NA PRÓXIMA, ACERTO O CORAÇÃO (La prochaine fois je viserai le coeur, 2014, Sunrise Films/Les Productions du Trésor, 111min) Direção: Cédric Anger. Roteiro: Cédric Anger, livro de Yvan Stefanovitch, Martine Laroche. Fotografia: Thomas Hardmeier. Montagem: Julien Leloup. Música: Grégoire Hetzel. Figurino: Jurgen Hoering. Direção de arte: Thierry François. Produção: Alain Attal, Anne Rapczyk. Elenco: Guillaume Canet, Ana Girardot, Jean-Yves Berteloot, Patrick Azam. Estreia: 23/8/14

Filmes sobre serial killers abundam no cinema norte-americano, em produções que variam entre o sublime e o lugar-comum, e se tornaram, de certa forma, um termômetro para mostrar talento de seus realizadores. Mais acostumada com dramas existenciais e comédias inteligentes, a cinematografia francesa já não tem uma lista tão extensa de obras a respeito de criminosos assustadores e cruéis, mas "Na próxima, acerto o coração" tenta amenizar essa falha. Contando a história real de um assassino de mulheres que (pasmem!) fazia parte do corpo policial da própria região onde ocorriam as mortes, o cineasta e roteirista Cédric Anger pode até não atingir todas as vastas possibilidades que a trama oferece, mas merece aplausos pela coragem em investir em um gênero pouco comum na filmografia de seu país.

# Extrato de dados:
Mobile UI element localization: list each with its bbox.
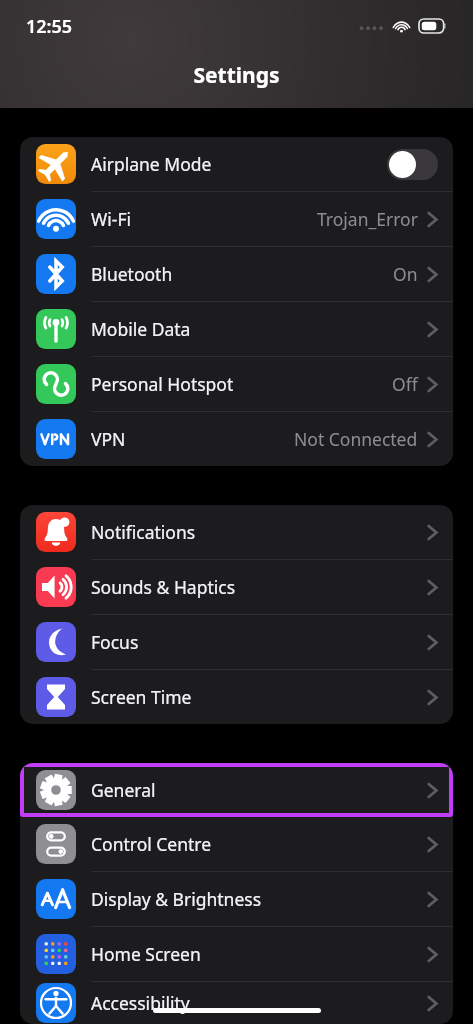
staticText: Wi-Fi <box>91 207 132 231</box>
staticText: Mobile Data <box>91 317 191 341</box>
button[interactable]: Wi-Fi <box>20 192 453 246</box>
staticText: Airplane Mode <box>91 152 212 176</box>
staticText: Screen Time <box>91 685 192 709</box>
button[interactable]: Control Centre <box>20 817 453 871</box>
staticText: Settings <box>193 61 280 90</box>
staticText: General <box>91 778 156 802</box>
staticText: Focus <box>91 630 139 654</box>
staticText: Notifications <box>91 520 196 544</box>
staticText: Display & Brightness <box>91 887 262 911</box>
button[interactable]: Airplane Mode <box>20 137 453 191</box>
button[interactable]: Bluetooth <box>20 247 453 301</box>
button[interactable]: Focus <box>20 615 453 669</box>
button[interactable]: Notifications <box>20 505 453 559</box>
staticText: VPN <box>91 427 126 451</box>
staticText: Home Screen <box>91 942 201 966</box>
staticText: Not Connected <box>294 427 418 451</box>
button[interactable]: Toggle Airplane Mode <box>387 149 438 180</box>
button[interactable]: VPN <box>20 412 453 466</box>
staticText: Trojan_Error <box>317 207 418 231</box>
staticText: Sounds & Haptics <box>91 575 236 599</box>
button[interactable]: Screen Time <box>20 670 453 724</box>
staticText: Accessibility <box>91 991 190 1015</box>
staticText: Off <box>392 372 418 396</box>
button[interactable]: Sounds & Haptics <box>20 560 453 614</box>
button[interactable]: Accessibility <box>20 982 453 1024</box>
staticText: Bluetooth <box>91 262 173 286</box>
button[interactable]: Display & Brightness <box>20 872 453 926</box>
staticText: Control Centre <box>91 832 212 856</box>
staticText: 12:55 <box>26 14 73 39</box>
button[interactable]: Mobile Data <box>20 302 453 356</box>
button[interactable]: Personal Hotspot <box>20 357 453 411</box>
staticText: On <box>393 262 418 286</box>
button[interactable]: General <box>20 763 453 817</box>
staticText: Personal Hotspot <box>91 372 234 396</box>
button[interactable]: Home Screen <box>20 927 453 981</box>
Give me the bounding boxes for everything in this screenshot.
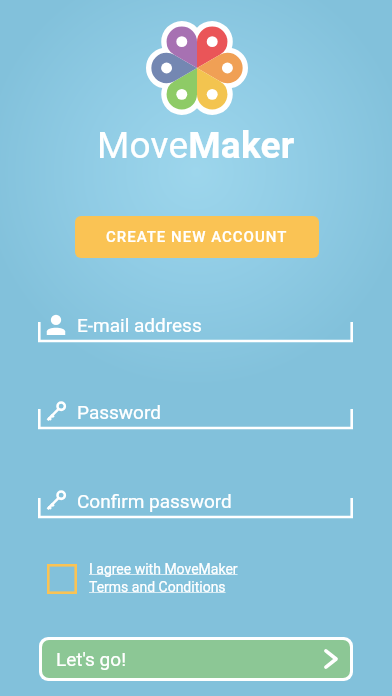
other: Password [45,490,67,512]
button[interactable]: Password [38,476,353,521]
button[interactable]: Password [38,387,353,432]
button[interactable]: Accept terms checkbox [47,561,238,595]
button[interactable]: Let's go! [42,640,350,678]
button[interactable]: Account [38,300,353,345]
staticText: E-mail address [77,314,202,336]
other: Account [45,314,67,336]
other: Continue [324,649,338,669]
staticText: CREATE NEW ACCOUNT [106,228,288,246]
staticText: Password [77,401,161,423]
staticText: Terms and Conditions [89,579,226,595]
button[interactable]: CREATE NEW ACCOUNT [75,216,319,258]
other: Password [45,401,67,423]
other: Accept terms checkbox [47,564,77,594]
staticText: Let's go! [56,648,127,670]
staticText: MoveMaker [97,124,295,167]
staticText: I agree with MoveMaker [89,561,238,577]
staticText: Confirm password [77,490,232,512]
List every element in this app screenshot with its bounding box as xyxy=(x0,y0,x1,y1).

# Tarefa proposta:
Devolva, sem nenhuma alteração, a parte do trecho que começa pelas palavras que contêm "Filmes sobre serial" e termina em "de seu país.". As entradas provêm de uma fonte diferente da do trecho.

# Resultado da tarefa:
Filmes sobre serial killers abundam no cinema norte-americano, em produções que variam entre o sublime e o lugar-comum, e se tornaram, de certa forma, um termômetro para mostrar talento de seus realizadores. Mais acostumada com dramas existenciais e comédias inteligentes, a cinematografia francesa já não tem uma lista tão extensa de obras a respeito de criminosos assustadores e cruéis, mas "Na próxima, acerto o coração" tenta amenizar essa falha. Contando a história real de um assassino de mulheres que (pasmem!) fazia parte do corpo policial da própria região onde ocorriam as mortes, o cineasta e roteirista Cédric Anger pode até não atingir todas as vastas possibilidades que a trama oferece, mas merece aplausos pela coragem em investir em um gênero pouco comum na filmografia de seu país.